**EXERCISE BRIEF**
Reprint the entries without altering anything.

(Entries from a page text collection)
··········

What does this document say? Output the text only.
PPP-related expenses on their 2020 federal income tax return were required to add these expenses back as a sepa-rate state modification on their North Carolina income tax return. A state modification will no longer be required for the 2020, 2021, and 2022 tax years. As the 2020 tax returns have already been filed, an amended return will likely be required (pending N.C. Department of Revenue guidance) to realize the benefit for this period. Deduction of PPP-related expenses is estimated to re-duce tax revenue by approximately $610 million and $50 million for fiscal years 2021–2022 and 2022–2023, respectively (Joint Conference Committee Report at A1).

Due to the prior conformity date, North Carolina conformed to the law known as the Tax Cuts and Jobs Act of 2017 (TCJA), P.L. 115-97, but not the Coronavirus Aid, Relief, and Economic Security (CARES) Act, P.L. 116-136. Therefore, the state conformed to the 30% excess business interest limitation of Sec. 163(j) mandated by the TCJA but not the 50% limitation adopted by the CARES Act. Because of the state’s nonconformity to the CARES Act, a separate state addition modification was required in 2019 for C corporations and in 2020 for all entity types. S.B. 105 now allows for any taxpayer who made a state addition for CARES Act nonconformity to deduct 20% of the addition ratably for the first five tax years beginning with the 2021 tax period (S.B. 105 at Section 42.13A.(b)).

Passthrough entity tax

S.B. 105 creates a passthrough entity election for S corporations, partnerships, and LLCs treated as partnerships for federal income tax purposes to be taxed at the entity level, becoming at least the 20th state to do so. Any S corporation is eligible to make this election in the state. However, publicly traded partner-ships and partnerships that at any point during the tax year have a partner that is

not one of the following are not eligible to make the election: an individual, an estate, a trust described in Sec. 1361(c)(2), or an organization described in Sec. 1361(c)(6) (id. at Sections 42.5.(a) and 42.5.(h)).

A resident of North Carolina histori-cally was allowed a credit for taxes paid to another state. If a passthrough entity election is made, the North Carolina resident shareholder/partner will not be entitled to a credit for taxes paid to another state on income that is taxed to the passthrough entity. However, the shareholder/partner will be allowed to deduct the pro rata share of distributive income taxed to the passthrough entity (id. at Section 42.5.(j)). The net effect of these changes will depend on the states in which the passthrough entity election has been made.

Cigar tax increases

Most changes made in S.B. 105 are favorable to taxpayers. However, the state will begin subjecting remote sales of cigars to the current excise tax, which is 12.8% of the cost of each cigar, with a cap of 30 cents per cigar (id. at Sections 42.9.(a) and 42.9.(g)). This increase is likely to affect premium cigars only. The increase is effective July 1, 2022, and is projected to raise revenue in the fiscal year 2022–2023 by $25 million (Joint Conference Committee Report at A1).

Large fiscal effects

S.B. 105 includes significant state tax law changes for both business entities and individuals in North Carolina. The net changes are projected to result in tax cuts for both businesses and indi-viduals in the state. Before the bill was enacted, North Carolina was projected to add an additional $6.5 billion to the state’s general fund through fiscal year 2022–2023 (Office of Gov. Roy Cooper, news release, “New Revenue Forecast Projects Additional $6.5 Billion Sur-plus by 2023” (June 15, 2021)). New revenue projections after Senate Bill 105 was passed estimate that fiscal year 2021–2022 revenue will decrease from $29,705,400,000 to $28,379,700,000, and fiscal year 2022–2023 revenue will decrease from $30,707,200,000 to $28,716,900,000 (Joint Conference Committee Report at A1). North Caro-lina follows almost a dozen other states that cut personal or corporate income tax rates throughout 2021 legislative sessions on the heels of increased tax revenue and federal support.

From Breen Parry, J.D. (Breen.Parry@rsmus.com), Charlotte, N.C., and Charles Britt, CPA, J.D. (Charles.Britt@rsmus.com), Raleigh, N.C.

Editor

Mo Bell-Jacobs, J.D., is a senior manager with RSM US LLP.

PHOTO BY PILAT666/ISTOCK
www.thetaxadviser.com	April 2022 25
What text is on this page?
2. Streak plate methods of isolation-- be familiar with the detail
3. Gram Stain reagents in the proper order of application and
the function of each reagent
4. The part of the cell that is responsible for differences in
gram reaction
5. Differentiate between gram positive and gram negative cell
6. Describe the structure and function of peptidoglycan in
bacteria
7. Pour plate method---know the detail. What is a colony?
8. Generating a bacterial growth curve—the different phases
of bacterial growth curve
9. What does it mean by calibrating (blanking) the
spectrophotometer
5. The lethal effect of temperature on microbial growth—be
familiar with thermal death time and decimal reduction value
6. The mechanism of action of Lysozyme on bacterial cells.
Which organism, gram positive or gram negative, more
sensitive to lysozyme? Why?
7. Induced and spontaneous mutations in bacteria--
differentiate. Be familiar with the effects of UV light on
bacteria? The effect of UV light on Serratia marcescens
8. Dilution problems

··········

**EXERCISE OUTPUT**
What does this document say? Output the text only.
PPP-related expenses on their 2020 federal income tax return were required to add these expenses back as a sepa-rate state modification on their North Carolina income tax return. A state modification will no longer be required for the 2020, 2021, and 2022 tax years. As the 2020 tax returns have already been filed, an amended return will likely be required (pending N.C. Department of Revenue guidance) to realize the benefit for this period. Deduction of PPP-related expenses is estimated to re-duce tax revenue by approximately $610 million and $50 million for fiscal years 2021–2022 and 2022–2023, respectively (Joint Conference Committee Report at A1).

Due to the prior conformity date, North Carolina conformed to the law known as the Tax Cuts and Jobs Act of 2017 (TCJA), P.L. 115-97, but not the Coronavirus Aid, Relief, and Economic Security (CARES) Act, P.L. 116-136. Therefore, the state conformed to the 30% excess business interest limitation of Sec. 163(j) mandated by the TCJA but not the 50% limitation adopted by the CARES Act. Because of the state’s nonconformity to the CARES Act, a separate state addition modification was required in 2019 for C corporations and in 2020 for all entity types. S.B. 105 now allows for any taxpayer who made a state addition for CARES Act nonconformity to deduct 20% of the addition ratably for the first five tax years beginning with the 2021 tax period (S.B. 105 at Section 42.13A.(b)).

Passthrough entity tax

S.B. 105 creates a passthrough entity election for S corporations, partnerships, and LLCs treated as partnerships for federal income tax purposes to be taxed at the entity level, becoming at least the 20th state to do so. Any S corporation is eligible to make this election in the state. However, publicly traded partner-ships and partnerships that at any point during the tax year have a partner that is

not one of the following are not eligible to make the election: an individual, an estate, a trust described in Sec. 1361(c)(2), or an organization described in Sec. 1361(c)(6) (id. at Sections 42.5.(a) and 42.5.(h)).

A resident of North Carolina histori-cally was allowed a credit for taxes paid to another state. If a passthrough entity election is made, the North Carolina resident shareholder/partner will not be entitled to a credit for taxes paid to another state on income that is taxed to the passthrough entity. However, the shareholder/partner will be allowed to deduct the pro rata share of distributive income taxed to the passthrough entity (id. at Section 42.5.(j)). The net effect of these changes will depend on the states in which the passthrough entity election has been made.

Cigar tax increases

Most changes made in S.B. 105 are favorable to taxpayers. However, the state will begin subjecting remote sales of cigars to the current excise tax, which is 12.8% of the cost of each cigar, with a cap of 30 cents per cigar (id. at Sections 42.9.(a) and 42.9.(g)). This increase is likely to affect premium cigars only. The increase is effective July 1, 2022, and is projected to raise revenue in the fiscal year 2022–2023 by $25 million (Joint Conference Committee Report at A1).

Large fiscal effects

S.B. 105 includes significant state tax law changes for both business entities and individuals in North Carolina. The net changes are projected to result in tax cuts for both businesses and indi-viduals in the state. Before the bill was enacted, North Carolina was projected to add an additional $6.5 billion to the state’s general fund through fiscal year 2022–2023 (Office of Gov. Roy Cooper, news release, “New Revenue Forecast Projects Additional $6.5 Billion Sur-plus by 2023” (June 15, 2021)). New revenue projections after Senate Bill 105 was passed estimate that fiscal year 2021–2022 revenue will decrease from $29,705,400,000 to $28,379,700,000, and fiscal year 2022–2023 revenue will decrease from $30,707,200,000 to $28,716,900,000 (Joint Conference Committee Report at A1). North Caro-lina follows almost a dozen other states that cut personal or corporate income tax rates throughout 2021 legislative sessions on the heels of increased tax revenue and federal support.

From Breen Parry, J.D. (Breen.Parry@rsmus.com), Charlotte, N.C., and Charles Britt, CPA, J.D. (Charles.Britt@rsmus.com), Raleigh, N.C.

Editor

Mo Bell-Jacobs, J.D., is a senior manager with RSM US LLP.

PHOTO BY PILAT666/ISTOCK
www.thetaxadviser.com	April 2022 25
What text is on this page?
2. Streak plate methods of isolation-- be familiar with the detail
3. Gram Stain reagents in the proper order of application and
the function of each reagent
4. The part of the cell that is responsible for differences in
gram reaction
5. Differentiate between gram positive and gram negative cell
6. Describe the structure and function of peptidoglycan in
bacteria
7. Pour plate method---know the detail. What is a colony?
8. Generating a bacterial growth curve—the different phases
of bacterial growth curve
9. What does it mean by calibrating (blanking) the
spectrophotometer
5. The lethal effect of temperature on microbial growth—be
familiar with thermal death time and decimal reduction value
6. The mechanism of action of Lysozyme on bacterial cells.
Which organism, gram positive or gram negative, more
sensitive to lysozyme? Why?
7. Induced and spontaneous mutations in bacteria--
differentiate. Be familiar with the effects of UV light on
bacteria? The effect of UV light on Serratia marcescens
8. Dilution problems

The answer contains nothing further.